### Exercise
How many lines of the records below contain the word "this"? Answer with the number alone.

### Records that describe figures
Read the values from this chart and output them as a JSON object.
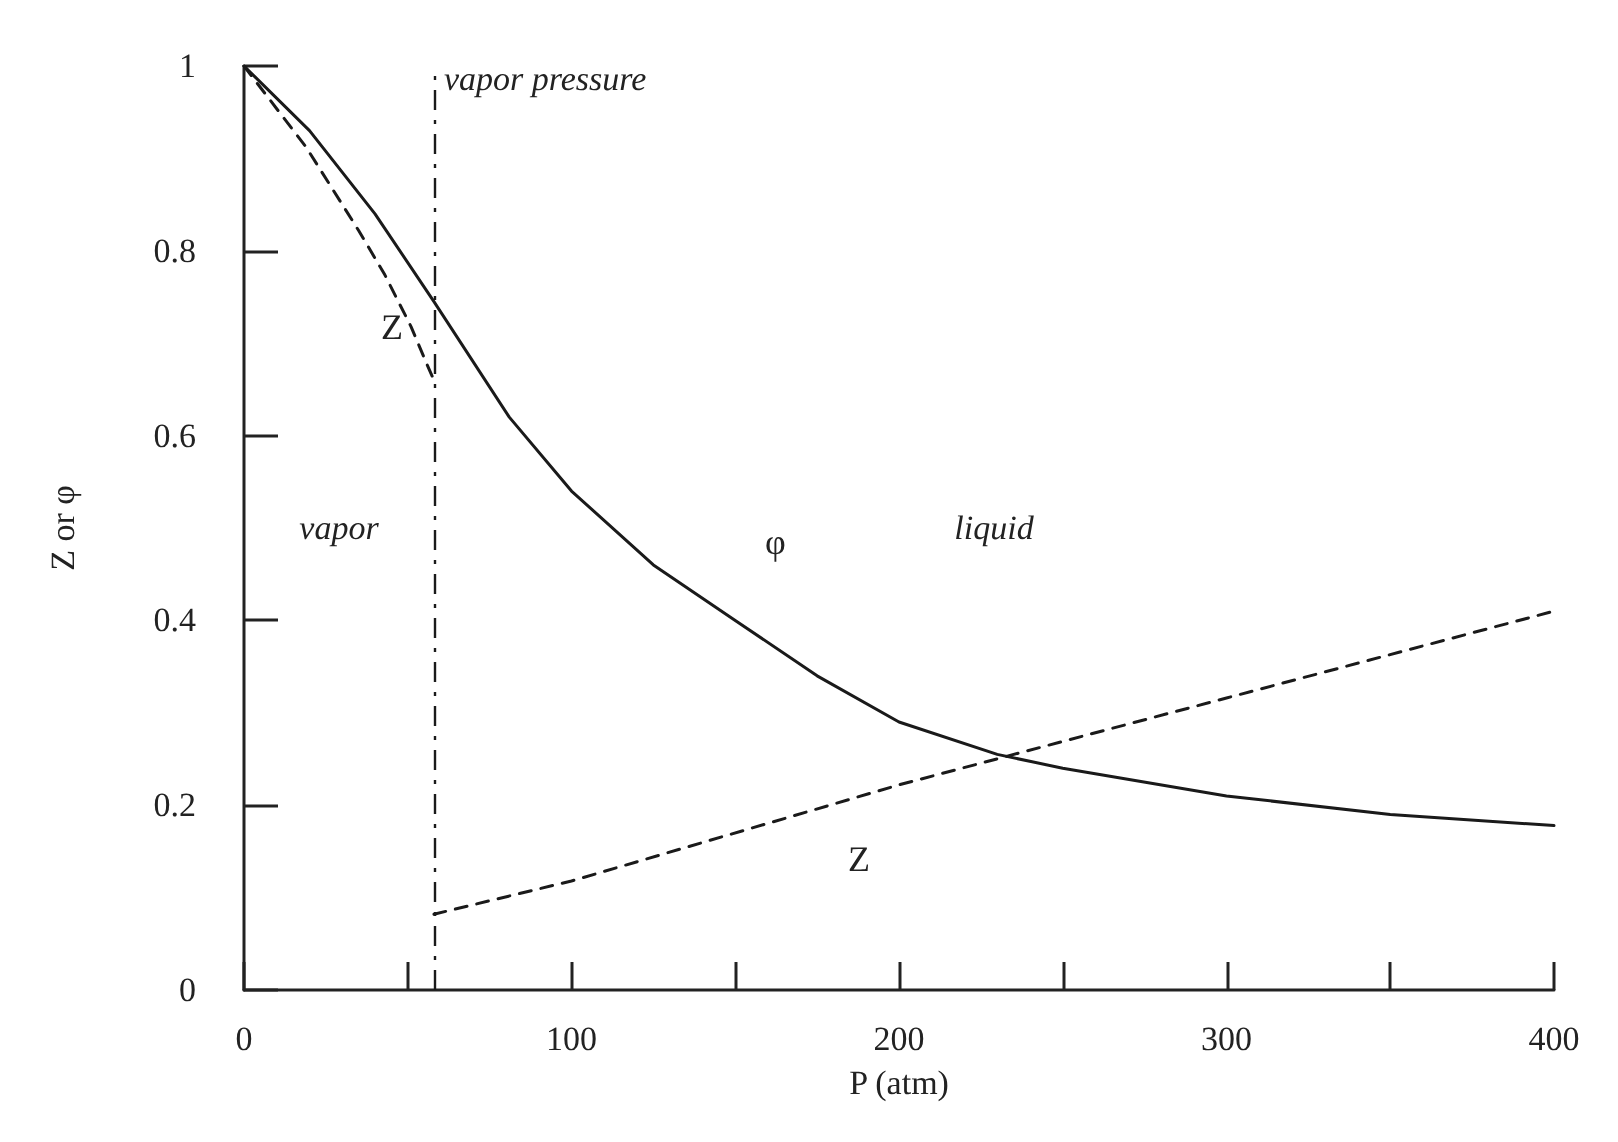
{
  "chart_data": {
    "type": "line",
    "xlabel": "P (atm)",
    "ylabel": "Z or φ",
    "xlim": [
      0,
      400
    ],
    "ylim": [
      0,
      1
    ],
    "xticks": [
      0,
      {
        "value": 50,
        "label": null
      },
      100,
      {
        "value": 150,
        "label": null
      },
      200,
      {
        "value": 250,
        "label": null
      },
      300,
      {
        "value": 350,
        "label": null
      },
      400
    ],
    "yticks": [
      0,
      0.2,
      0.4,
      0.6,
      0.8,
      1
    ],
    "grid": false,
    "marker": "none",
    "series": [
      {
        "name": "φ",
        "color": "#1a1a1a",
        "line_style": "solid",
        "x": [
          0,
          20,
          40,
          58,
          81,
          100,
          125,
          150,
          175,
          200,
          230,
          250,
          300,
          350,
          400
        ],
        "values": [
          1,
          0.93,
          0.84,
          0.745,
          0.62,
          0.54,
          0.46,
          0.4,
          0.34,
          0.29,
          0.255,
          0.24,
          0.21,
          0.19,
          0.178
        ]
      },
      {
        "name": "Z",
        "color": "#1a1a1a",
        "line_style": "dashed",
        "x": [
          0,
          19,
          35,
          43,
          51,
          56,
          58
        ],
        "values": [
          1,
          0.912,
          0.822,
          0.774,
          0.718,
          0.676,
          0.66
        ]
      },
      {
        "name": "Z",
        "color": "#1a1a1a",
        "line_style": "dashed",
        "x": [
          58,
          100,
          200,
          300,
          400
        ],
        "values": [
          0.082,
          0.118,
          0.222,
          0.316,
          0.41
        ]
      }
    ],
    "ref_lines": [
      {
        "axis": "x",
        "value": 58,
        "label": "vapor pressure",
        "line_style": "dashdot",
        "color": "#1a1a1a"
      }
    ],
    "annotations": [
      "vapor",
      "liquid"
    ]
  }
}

...

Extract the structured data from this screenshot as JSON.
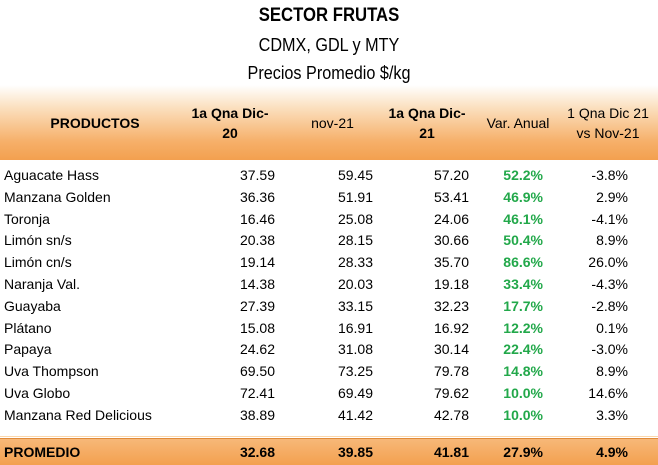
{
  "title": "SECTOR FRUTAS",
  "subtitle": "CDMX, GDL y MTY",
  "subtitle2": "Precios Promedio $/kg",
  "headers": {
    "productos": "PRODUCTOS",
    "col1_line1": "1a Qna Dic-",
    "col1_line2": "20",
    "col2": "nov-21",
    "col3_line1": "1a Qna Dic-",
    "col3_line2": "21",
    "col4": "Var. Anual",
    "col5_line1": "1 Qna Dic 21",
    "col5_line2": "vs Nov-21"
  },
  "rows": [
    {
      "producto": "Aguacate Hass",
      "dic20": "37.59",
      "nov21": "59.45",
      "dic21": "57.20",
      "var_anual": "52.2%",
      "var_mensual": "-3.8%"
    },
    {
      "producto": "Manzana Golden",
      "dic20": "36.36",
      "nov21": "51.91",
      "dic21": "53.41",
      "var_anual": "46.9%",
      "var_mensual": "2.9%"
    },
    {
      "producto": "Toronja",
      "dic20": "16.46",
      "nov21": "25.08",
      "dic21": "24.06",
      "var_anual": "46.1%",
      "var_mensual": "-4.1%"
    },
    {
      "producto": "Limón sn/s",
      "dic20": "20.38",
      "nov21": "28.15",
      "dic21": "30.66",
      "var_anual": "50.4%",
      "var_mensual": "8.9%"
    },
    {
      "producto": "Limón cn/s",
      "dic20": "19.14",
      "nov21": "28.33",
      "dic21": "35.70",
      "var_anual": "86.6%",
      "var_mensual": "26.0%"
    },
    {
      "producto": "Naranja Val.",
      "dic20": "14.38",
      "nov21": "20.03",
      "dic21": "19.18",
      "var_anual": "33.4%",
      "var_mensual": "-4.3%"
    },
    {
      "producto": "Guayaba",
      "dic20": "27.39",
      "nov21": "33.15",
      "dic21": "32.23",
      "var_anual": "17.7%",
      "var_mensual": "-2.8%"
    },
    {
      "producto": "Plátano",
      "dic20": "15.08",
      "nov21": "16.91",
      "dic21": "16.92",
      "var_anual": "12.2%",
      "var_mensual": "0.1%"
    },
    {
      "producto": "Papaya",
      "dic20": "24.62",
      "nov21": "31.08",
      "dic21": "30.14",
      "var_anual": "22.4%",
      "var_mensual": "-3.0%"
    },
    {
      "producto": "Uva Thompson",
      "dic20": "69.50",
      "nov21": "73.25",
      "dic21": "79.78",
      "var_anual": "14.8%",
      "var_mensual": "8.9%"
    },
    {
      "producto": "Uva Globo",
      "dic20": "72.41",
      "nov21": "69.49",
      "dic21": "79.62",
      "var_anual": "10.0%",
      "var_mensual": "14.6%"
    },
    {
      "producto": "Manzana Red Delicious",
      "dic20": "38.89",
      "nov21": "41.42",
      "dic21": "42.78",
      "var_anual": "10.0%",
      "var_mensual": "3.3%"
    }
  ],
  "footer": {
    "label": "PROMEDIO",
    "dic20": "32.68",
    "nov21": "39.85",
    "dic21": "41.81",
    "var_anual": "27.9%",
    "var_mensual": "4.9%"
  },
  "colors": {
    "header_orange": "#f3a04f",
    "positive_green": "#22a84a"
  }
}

### Final result
2